• Dataset content:

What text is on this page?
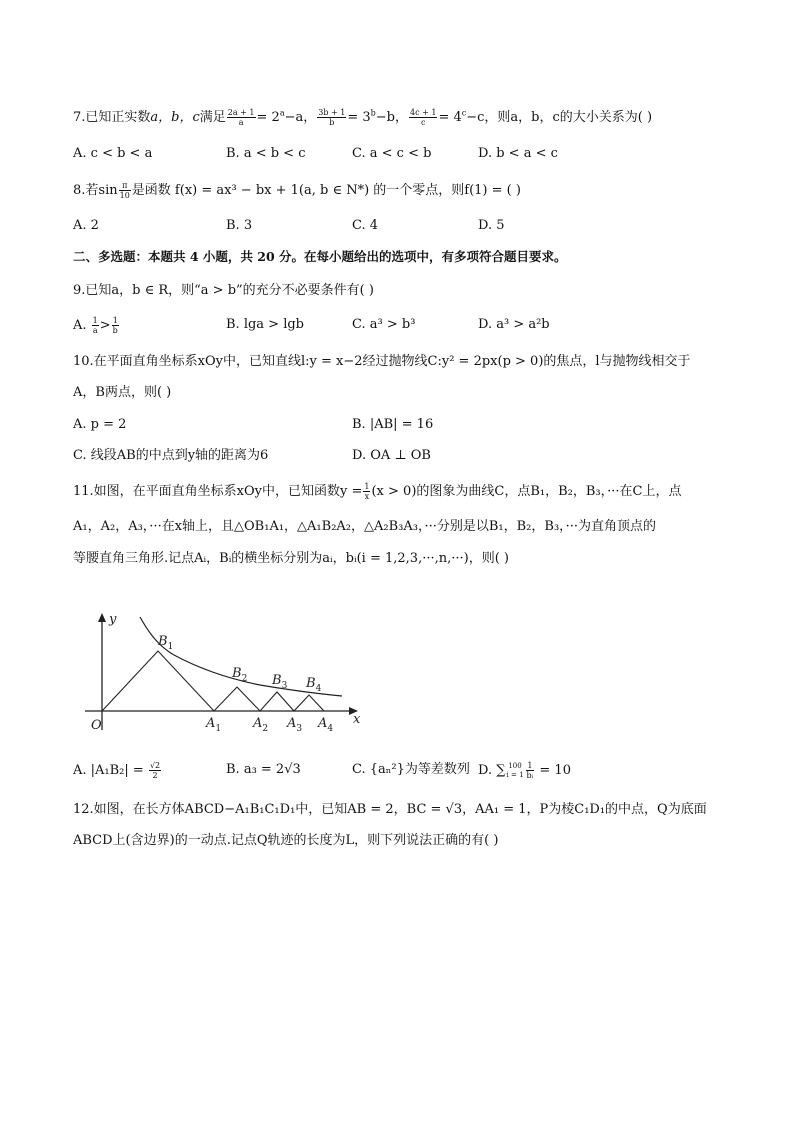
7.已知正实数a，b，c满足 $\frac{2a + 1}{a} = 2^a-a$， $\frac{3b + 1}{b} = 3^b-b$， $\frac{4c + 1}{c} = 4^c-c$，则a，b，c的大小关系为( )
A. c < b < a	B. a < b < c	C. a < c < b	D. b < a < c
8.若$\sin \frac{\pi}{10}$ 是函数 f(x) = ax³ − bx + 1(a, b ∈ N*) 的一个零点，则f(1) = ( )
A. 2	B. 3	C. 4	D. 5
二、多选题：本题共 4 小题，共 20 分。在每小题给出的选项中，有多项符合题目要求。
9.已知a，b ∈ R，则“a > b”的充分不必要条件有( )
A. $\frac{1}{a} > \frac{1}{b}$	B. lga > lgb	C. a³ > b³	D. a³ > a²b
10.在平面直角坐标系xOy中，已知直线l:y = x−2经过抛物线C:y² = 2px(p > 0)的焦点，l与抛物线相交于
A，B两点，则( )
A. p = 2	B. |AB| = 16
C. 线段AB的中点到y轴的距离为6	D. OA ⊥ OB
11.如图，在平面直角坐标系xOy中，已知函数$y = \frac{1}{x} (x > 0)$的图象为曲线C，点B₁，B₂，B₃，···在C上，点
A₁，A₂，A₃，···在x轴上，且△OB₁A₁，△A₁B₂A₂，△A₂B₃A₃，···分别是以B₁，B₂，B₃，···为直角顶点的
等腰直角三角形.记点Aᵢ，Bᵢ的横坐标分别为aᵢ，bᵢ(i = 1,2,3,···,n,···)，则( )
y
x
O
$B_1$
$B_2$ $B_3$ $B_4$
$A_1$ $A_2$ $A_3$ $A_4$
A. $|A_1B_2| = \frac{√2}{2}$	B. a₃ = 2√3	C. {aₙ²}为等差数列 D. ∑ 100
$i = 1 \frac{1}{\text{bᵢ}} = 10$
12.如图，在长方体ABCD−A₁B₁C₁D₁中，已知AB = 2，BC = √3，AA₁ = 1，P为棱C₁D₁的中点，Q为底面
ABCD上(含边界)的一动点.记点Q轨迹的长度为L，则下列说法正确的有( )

• Problem statement: Gather each line in the data that holds the string "text".

• Answer to this problem:
What text is on this page?
$i = 1 \frac{1}{\text{bᵢ}} = 10$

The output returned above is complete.